-- begin STORED RECORDS --

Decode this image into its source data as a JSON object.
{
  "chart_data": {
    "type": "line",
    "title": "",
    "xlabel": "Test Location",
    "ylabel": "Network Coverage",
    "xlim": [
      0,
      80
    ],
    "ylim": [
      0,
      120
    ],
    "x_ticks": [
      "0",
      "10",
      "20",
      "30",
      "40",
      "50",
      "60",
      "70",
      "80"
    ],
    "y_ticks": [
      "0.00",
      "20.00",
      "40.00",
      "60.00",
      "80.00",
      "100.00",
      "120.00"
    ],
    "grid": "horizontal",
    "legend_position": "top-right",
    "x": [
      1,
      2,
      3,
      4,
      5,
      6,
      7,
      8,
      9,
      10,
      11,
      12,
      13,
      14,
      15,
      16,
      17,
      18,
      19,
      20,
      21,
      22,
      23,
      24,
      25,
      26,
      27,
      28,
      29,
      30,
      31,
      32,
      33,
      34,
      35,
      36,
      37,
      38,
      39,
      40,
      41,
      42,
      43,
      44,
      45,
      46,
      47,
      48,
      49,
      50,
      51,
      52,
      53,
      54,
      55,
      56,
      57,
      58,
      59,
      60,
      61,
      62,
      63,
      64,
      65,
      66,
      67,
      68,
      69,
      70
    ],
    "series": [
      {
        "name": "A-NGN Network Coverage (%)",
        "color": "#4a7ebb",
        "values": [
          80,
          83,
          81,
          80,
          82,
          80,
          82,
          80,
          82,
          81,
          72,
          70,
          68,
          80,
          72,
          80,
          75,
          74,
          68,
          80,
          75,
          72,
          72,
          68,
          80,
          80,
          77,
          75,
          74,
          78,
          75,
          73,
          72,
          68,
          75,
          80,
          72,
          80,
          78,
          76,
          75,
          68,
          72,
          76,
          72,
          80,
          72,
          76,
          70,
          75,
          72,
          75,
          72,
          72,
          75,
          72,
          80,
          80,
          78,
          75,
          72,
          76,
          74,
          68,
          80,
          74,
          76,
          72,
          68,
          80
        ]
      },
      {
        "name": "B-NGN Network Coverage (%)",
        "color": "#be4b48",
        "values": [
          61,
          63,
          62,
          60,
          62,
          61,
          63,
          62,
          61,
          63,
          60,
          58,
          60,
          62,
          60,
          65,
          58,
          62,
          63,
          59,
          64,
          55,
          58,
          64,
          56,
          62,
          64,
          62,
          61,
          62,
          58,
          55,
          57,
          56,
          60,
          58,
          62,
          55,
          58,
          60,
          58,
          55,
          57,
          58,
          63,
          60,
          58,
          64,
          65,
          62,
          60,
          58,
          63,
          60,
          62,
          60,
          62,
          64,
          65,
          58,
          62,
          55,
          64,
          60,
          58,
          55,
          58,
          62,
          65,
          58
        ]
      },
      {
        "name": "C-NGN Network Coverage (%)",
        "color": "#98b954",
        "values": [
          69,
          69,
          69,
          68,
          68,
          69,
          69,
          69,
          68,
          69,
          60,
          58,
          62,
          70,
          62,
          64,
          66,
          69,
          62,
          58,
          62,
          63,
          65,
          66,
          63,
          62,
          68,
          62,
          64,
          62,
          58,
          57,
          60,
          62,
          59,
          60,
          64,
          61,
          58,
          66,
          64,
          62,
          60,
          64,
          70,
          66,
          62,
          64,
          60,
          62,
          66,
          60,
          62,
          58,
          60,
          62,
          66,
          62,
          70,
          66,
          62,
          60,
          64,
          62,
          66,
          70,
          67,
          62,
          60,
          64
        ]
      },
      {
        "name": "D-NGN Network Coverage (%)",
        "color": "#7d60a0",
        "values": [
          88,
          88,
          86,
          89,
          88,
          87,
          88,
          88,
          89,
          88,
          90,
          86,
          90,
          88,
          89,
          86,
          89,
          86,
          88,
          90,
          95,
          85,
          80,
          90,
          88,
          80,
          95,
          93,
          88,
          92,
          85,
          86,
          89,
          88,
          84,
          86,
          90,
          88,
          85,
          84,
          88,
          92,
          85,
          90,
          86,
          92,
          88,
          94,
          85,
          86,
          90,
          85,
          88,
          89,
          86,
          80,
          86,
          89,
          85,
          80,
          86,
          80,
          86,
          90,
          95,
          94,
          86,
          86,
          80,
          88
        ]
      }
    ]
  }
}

-- end STORED RECORDS --

Exactly reproduce every record.

**ANSWER TO THIS EXERCISE:**
Decode this image into its source data as a JSON object.
{
  "chart_data": {
    "type": "line",
    "title": "",
    "xlabel": "Test Location",
    "ylabel": "Network Coverage",
    "xlim": [
      0,
      80
    ],
    "ylim": [
      0,
      120
    ],
    "x_ticks": [
      "0",
      "10",
      "20",
      "30",
      "40",
      "50",
      "60",
      "70",
      "80"
    ],
    "y_ticks": [
      "0.00",
      "20.00",
      "40.00",
      "60.00",
      "80.00",
      "100.00",
      "120.00"
    ],
    "grid": "horizontal",
    "legend_position": "top-right",
    "x": [
      1,
      2,
      3,
      4,
      5,
      6,
      7,
      8,
      9,
      10,
      11,
      12,
      13,
      14,
      15,
      16,
      17,
      18,
      19,
      20,
      21,
      22,
      23,
      24,
      25,
      26,
      27,
      28,
      29,
      30,
      31,
      32,
      33,
      34,
      35,
      36,
      37,
      38,
      39,
      40,
      41,
      42,
      43,
      44,
      45,
      46,
      47,
      48,
      49,
      50,
      51,
      52,
      53,
      54,
      55,
      56,
      57,
      58,
      59,
      60,
      61,
      62,
      63,
      64,
      65,
      66,
      67,
      68,
      69,
      70
    ],
    "series": [
      {
        "name": "A-NGN Network Coverage (%)",
        "color": "#4a7ebb",
        "values": [
          80,
          83,
          81,
          80,
          82,
          80,
          82,
          80,
          82,
          81,
          72,
          70,
          68,
          80,
          72,
          80,
          75,
          74,
          68,
          80,
          75,
          72,
          72,
          68,
          80,
          80,
          77,
          75,
          74,
          78,
          75,
          73,
          72,
          68,
          75,
          80,
          72,
          80,
          78,
          76,
          75,
          68,
          72,
          76,
          72,
          80,
          72,
          76,
          70,
          75,
          72,
          75,
          72,
          72,
          75,
          72,
          80,
          80,
          78,
          75,
          72,
          76,
          74,
          68,
          80,
          74,
          76,
          72,
          68,
          80
        ]
      },
      {
        "name": "B-NGN Network Coverage (%)",
        "color": "#be4b48",
        "values": [
          61,
          63,
          62,
          60,
          62,
          61,
          63,
          62,
          61,
          63,
          60,
          58,
          60,
          62,
          60,
          65,
          58,
          62,
          63,
          59,
          64,
          55,
          58,
          64,
          56,
          62,
          64,
          62,
          61,
          62,
          58,
          55,
          57,
          56,
          60,
          58,
          62,
          55,
          58,
          60,
          58,
          55,
          57,
          58,
          63,
          60,
          58,
          64,
          65,
          62,
          60,
          58,
          63,
          60,
          62,
          60,
          62,
          64,
          65,
          58,
          62,
          55,
          64,
          60,
          58,
          55,
          58,
          62,
          65,
          58
        ]
      },
      {
        "name": "C-NGN Network Coverage (%)",
        "color": "#98b954",
        "values": [
          69,
          69,
          69,
          68,
          68,
          69,
          69,
          69,
          68,
          69,
          60,
          58,
          62,
          70,
          62,
          64,
          66,
          69,
          62,
          58,
          62,
          63,
          65,
          66,
          63,
          62,
          68,
          62,
          64,
          62,
          58,
          57,
          60,
          62,
          59,
          60,
          64,
          61,
          58,
          66,
          64,
          62,
          60,
          64,
          70,
          66,
          62,
          64,
          60,
          62,
          66,
          60,
          62,
          58,
          60,
          62,
          66,
          62,
          70,
          66,
          62,
          60,
          64,
          62,
          66,
          70,
          67,
          62,
          60,
          64
        ]
      },
      {
        "name": "D-NGN Network Coverage (%)",
        "color": "#7d60a0",
        "values": [
          88,
          88,
          86,
          89,
          88,
          87,
          88,
          88,
          89,
          88,
          90,
          86,
          90,
          88,
          89,
          86,
          89,
          86,
          88,
          90,
          95,
          85,
          80,
          90,
          88,
          80,
          95,
          93,
          88,
          92,
          85,
          86,
          89,
          88,
          84,
          86,
          90,
          88,
          85,
          84,
          88,
          92,
          85,
          90,
          86,
          92,
          88,
          94,
          85,
          86,
          90,
          85,
          88,
          89,
          86,
          80,
          86,
          89,
          85,
          80,
          86,
          80,
          86,
          90,
          95,
          94,
          86,
          86,
          80,
          88
        ]
      }
    ]
  }
}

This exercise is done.